**** Извлечённый текст

И совершенно не случайно подавляющее большинство
отрицательных рецензий полны бесстыдных передергиваний,
отвратительного перехода на личности
и отталкивающего самолюбования.
(Из интервью Кузьмина Прилепину)
Кузьмин пишет неплохой русской прозой, которой пишут более-менее все, кто более-менее пишет, где проскакивает ямб и анапест, и непонятно, зачем он разбавляет ее чьими-то выморочно-похабными верлибрами и рассуждениями о субъекте и прочей хайдеггерианской х-те.
Просто он был, по его словам, «пассионарным мальчиком», который стремился к «организации пространства вокруг себя», что привело его сперва на должность комсорга в МГУ, а потом и в пустыни верлибра на краях лимитрофа. Здесь и далее приводится интервью Кузьмина Горалик.
Почему гонит и гнобит Кузьмин русскую силлабическую тонику?..
«Моя двоюродная бабка здравствует в Петербурге, я как-то раз у нее даже остался переночевать в те поры, когда еще не было ни друзей с жильем, ни денег на гостиницу, ночью по привычке вытянул с полки первую попавшуюся книжку и, раскрыв ее наугад, попал в аккурат на подробную и обильно иллюстрированную классификацию странгуляционных следов». Этот эпизод отсылает, конечно, к последнему приезду Есенина в Петроград, гостиница «Астория». С тех пор Кузьмин упорно душит силлабическую тонику вонючими верлибрами.

********

◆ Рабочее задание 1: Объясните в одном–трех предложениях, что, по тексту о Кузьмине, привело его сначала на должность комсорга в МГУ, а потом в «пустыни верлибра на краях лимитрофа».
◆ Рабочее задание 2: Процитируйте дословно часть текста о Кузьмине от слов «И совершенно не» до слов «интервью Кузьмина Горалик.» включительно.

**** Исходные данные

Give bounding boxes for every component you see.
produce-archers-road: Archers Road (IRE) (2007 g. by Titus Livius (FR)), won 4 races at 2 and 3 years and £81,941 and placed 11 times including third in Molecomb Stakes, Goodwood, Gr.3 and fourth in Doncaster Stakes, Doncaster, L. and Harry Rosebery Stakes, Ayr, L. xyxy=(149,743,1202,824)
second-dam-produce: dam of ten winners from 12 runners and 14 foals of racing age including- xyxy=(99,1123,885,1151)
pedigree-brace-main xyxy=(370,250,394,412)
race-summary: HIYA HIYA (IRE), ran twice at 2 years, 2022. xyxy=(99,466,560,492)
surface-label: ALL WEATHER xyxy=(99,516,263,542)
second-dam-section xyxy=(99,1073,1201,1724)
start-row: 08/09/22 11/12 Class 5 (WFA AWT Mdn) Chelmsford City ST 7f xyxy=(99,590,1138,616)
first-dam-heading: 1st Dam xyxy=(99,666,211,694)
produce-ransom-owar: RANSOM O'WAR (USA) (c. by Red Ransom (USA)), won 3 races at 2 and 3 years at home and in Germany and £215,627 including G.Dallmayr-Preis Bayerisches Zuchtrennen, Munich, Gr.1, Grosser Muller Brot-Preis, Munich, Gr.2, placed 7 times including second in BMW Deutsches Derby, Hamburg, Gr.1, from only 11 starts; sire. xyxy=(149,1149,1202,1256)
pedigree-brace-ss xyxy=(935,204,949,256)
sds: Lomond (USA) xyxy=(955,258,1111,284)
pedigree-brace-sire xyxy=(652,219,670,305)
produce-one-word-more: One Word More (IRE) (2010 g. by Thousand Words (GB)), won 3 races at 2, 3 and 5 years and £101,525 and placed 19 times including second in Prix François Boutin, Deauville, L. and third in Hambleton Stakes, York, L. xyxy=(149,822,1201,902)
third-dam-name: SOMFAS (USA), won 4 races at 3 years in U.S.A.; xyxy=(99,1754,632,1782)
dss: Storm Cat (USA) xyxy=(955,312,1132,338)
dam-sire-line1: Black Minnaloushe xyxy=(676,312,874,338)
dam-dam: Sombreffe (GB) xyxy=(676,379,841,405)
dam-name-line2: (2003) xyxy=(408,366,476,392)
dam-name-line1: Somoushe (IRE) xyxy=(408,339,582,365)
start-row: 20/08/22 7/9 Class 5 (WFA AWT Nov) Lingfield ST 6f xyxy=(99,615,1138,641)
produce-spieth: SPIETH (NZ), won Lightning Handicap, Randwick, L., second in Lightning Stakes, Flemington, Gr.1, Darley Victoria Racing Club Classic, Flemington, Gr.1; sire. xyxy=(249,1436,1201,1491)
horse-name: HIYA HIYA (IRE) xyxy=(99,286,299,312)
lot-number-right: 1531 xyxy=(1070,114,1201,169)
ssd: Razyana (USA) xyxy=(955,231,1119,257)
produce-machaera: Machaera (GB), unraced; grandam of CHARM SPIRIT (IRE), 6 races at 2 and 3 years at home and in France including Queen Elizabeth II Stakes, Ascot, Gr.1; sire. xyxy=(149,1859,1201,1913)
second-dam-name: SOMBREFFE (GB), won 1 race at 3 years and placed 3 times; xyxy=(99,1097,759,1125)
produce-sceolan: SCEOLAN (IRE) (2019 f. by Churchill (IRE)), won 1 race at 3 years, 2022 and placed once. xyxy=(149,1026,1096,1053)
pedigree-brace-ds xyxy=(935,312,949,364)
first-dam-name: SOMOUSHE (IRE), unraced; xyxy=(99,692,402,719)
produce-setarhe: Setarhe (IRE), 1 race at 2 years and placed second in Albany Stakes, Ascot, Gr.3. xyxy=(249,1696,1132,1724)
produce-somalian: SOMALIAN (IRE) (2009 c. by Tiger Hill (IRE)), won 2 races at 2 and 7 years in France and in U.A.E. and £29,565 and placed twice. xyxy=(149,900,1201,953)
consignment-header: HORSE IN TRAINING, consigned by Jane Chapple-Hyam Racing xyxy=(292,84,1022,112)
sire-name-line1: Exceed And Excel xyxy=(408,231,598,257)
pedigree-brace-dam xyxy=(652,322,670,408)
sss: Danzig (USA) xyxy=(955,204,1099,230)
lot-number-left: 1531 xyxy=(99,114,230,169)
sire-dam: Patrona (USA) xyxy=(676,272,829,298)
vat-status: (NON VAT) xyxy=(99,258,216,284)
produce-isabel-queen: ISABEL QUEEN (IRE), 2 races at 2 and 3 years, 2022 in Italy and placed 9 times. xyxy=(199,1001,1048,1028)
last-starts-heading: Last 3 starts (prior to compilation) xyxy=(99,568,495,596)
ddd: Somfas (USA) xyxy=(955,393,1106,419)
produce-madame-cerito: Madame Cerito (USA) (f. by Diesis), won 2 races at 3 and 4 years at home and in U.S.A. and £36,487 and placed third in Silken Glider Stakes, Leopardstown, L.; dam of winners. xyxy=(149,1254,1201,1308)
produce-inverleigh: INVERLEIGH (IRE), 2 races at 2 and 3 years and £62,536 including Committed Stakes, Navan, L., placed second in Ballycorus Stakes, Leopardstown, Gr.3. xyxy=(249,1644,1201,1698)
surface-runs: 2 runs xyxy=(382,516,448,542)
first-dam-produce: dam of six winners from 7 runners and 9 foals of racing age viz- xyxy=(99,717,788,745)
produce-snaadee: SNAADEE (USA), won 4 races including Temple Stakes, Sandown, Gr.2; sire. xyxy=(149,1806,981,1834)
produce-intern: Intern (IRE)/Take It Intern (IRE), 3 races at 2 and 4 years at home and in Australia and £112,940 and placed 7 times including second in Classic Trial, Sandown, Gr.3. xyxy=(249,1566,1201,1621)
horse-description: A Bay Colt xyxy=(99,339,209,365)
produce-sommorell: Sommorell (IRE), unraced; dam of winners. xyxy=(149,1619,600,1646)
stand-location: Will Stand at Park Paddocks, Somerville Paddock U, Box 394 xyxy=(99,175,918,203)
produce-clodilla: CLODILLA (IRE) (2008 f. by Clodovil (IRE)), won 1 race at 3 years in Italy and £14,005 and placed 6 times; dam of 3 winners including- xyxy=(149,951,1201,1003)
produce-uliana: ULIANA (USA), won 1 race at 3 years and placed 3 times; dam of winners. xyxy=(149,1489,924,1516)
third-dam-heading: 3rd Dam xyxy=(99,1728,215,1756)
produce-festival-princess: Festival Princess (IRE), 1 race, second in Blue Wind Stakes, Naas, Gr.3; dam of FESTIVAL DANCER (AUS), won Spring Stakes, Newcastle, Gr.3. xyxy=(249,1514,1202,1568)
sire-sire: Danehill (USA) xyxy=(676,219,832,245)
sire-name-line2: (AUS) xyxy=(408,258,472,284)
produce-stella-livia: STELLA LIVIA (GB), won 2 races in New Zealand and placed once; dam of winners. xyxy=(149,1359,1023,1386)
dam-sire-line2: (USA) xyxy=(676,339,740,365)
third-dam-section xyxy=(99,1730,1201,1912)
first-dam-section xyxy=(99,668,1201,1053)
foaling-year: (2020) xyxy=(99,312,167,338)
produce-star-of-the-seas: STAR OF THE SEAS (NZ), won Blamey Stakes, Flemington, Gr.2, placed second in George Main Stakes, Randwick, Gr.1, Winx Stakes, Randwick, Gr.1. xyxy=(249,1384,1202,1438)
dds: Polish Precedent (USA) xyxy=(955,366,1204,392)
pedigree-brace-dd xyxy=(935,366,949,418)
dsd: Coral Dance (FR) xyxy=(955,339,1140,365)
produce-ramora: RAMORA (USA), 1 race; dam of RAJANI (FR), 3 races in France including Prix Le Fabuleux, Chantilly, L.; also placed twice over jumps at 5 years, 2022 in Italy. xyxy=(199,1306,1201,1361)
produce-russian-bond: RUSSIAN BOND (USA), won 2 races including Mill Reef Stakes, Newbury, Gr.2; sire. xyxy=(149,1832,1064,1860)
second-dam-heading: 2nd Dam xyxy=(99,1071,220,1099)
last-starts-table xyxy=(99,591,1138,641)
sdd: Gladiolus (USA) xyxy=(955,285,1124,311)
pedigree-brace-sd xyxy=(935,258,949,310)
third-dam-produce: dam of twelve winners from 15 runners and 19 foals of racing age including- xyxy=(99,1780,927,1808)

********

◆ Решение задачи 1: По собственным словам Кузьмина, он был «пассионарным мальчиком», который стремился к «организации пространства вокруг себя». Именно это, как сказано в тексте, привело его сперва на должность комсорга в МГУ, а затем в «пустыни верлибра на краях лимитрофа».

◆ Решение задачи 2:
И совершенно не случайно подавляющее большинство
отрицательных рецензий полны бесстыдных передергиваний,
отвратительного перехода на личности
и отталкивающего самолюбования.
(Из интервью Кузьмина Прилепину)
Кузьмин пишет неплохой русской прозой, которой пишут более-менее все, кто более-менее пишет, где проскакивает ямб и анапест, и непонятно, зачем он разбавляет ее чьими-то выморочно-похабными верлибрами и рассуждениями о субъекте и прочей хайдеггерианской х-те.
Просто он был, по его словам, «пассионарным мальчиком», который стремился к «организации пространства вокруг себя», что привело его сперва на должность комсорга в МГУ, а потом и в пустыни верлибра на краях лимитрофа. Здесь и далее приводится интервью Кузьмина Горалик.